Work to do |
Please retype the records below exactly, leaving out any pictures.

Data records |
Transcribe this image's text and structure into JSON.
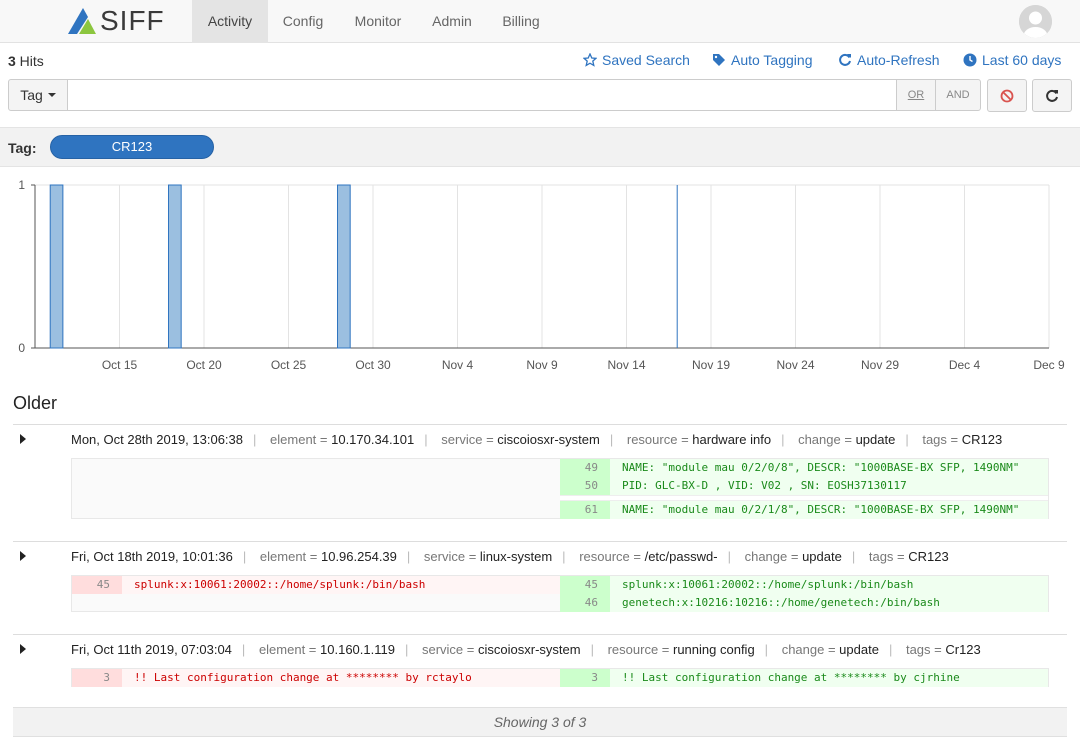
{
  "brand": {
    "name": "SIFF",
    "logo_icon": "siff-logo-icon",
    "colors": {
      "blue": "#2f74c0",
      "green": "#8cc63f"
    }
  },
  "nav": {
    "tabs": [
      {
        "label": "Activity",
        "active": true
      },
      {
        "label": "Config"
      },
      {
        "label": "Monitor"
      },
      {
        "label": "Admin"
      },
      {
        "label": "Billing"
      }
    ],
    "avatar_icon": "user-avatar-icon"
  },
  "search": {
    "hits_count": "3",
    "hits_label": " Hits",
    "actions": {
      "saved_search": "Saved Search",
      "auto_tagging": "Auto Tagging",
      "auto_refresh": "Auto-Refresh",
      "date_range": "Last 60 days"
    },
    "field_selector": "Tag",
    "query_value": "",
    "query_placeholder": "",
    "or_label": "OR",
    "and_label": "AND"
  },
  "tag_filter": {
    "label": "Tag:",
    "value": "CR123"
  },
  "chart_data": {
    "type": "bar",
    "x_ticks": [
      "Oct 15",
      "Oct 20",
      "Oct 25",
      "Oct 30",
      "Nov 4",
      "Nov 9",
      "Nov 14",
      "Nov 19",
      "Nov 24",
      "Nov 29",
      "Dec 4",
      "Dec 9"
    ],
    "x_range": [
      "Oct 10",
      "Dec 9"
    ],
    "y_ticks": [
      "1",
      "0"
    ],
    "ylim": [
      0,
      1
    ],
    "bars": [
      {
        "date": "Oct 11",
        "value": 1
      },
      {
        "date": "Oct 18",
        "value": 1
      },
      {
        "date": "Oct 28",
        "value": 1
      }
    ],
    "marker_date": "Nov 17",
    "grid": true,
    "bar_color": "#9bbfe0"
  },
  "feed": {
    "section_title": "Older",
    "entries": [
      {
        "date": "Mon, Oct 28th 2019, 13:06:38",
        "element": "10.170.34.101",
        "service": "ciscoiosxr-system",
        "resource": "hardware info",
        "change": "update",
        "tags": "CR123",
        "diff": {
          "removed": [],
          "added": [
            {
              "line": "49",
              "text": "NAME: \"module mau 0/2/0/8\", DESCR: \"1000BASE-BX SFP, 1490NM\""
            },
            {
              "line": "50",
              "text": "PID: GLC-BX-D            , VID: V02 , SN: EOSH37130117"
            },
            {
              "line": "61",
              "text": "NAME: \"module mau 0/2/1/8\", DESCR: \"1000BASE-BX SFP, 1490NM\""
            }
          ]
        }
      },
      {
        "date": "Fri, Oct 18th 2019, 10:01:36",
        "element": "10.96.254.39",
        "service": "linux-system",
        "resource": "/etc/passwd-",
        "change": "update",
        "tags": "CR123",
        "diff": {
          "removed": [
            {
              "line": "45",
              "text": "splunk:x:10061:20002::/home/splunk:/bin/bash"
            }
          ],
          "added": [
            {
              "line": "45",
              "text": "splunk:x:10061:20002::/home/splunk:/bin/bash"
            },
            {
              "line": "46",
              "text": "genetech:x:10216:10216::/home/genetech:/bin/bash"
            }
          ]
        }
      },
      {
        "date": "Fri, Oct 11th 2019, 07:03:04",
        "element": "10.160.1.119",
        "service": "ciscoiosxr-system",
        "resource": "running config",
        "change": "update",
        "tags": "Cr123",
        "diff": {
          "removed": [
            {
              "line": "3",
              "text": "!! Last configuration change at ******** by rctaylo"
            }
          ],
          "added": [
            {
              "line": "3",
              "text": "!! Last configuration change at ******** by cjrhine"
            }
          ]
        }
      }
    ],
    "meta_keys": {
      "element": "element",
      "service": "service",
      "resource": "resource",
      "change": "change",
      "tags": "tags"
    },
    "footer": "Showing 3 of 3"
  }
}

Result below |
Transcribe this image's text and structure into JSON.
{
  "brand": {
    "name": "SIFF",
    "logo_icon": "siff-logo-icon",
    "colors": {
      "blue": "#2f74c0",
      "green": "#8cc63f"
    }
  },
  "nav": {
    "tabs": [
      {
        "label": "Activity",
        "active": true
      },
      {
        "label": "Config"
      },
      {
        "label": "Monitor"
      },
      {
        "label": "Admin"
      },
      {
        "label": "Billing"
      }
    ],
    "avatar_icon": "user-avatar-icon"
  },
  "search": {
    "hits_count": "3",
    "hits_label": " Hits",
    "actions": {
      "saved_search": "Saved Search",
      "auto_tagging": "Auto Tagging",
      "auto_refresh": "Auto-Refresh",
      "date_range": "Last 60 days"
    },
    "field_selector": "Tag",
    "query_value": "",
    "query_placeholder": "",
    "or_label": "OR",
    "and_label": "AND"
  },
  "tag_filter": {
    "label": "Tag:",
    "value": "CR123"
  },
  "chart_data": {
    "type": "bar",
    "x_ticks": [
      "Oct 15",
      "Oct 20",
      "Oct 25",
      "Oct 30",
      "Nov 4",
      "Nov 9",
      "Nov 14",
      "Nov 19",
      "Nov 24",
      "Nov 29",
      "Dec 4",
      "Dec 9"
    ],
    "x_range": [
      "Oct 10",
      "Dec 9"
    ],
    "y_ticks": [
      "1",
      "0"
    ],
    "ylim": [
      0,
      1
    ],
    "bars": [
      {
        "date": "Oct 11",
        "value": 1
      },
      {
        "date": "Oct 18",
        "value": 1
      },
      {
        "date": "Oct 28",
        "value": 1
      }
    ],
    "marker_date": "Nov 17",
    "grid": true,
    "bar_color": "#9bbfe0"
  },
  "feed": {
    "section_title": "Older",
    "entries": [
      {
        "date": "Mon, Oct 28th 2019, 13:06:38",
        "element": "10.170.34.101",
        "service": "ciscoiosxr-system",
        "resource": "hardware info",
        "change": "update",
        "tags": "CR123",
        "diff": {
          "removed": [],
          "added": [
            {
              "line": "49",
              "text": "NAME: \"module mau 0/2/0/8\", DESCR: \"1000BASE-BX SFP, 1490NM\""
            },
            {
              "line": "50",
              "text": "PID: GLC-BX-D            , VID: V02 , SN: EOSH37130117"
            },
            {
              "line": "61",
              "text": "NAME: \"module mau 0/2/1/8\", DESCR: \"1000BASE-BX SFP, 1490NM\""
            }
          ]
        }
      },
      {
        "date": "Fri, Oct 18th 2019, 10:01:36",
        "element": "10.96.254.39",
        "service": "linux-system",
        "resource": "/etc/passwd-",
        "change": "update",
        "tags": "CR123",
        "diff": {
          "removed": [
            {
              "line": "45",
              "text": "splunk:x:10061:20002::/home/splunk:/bin/bash"
            }
          ],
          "added": [
            {
              "line": "45",
              "text": "splunk:x:10061:20002::/home/splunk:/bin/bash"
            },
            {
              "line": "46",
              "text": "genetech:x:10216:10216::/home/genetech:/bin/bash"
            }
          ]
        }
      },
      {
        "date": "Fri, Oct 11th 2019, 07:03:04",
        "element": "10.160.1.119",
        "service": "ciscoiosxr-system",
        "resource": "running config",
        "change": "update",
        "tags": "Cr123",
        "diff": {
          "removed": [
            {
              "line": "3",
              "text": "!! Last configuration change at ******** by rctaylo"
            }
          ],
          "added": [
            {
              "line": "3",
              "text": "!! Last configuration change at ******** by cjrhine"
            }
          ]
        }
      }
    ],
    "meta_keys": {
      "element": "element",
      "service": "service",
      "resource": "resource",
      "change": "change",
      "tags": "tags"
    },
    "footer": "Showing 3 of 3"
  }
}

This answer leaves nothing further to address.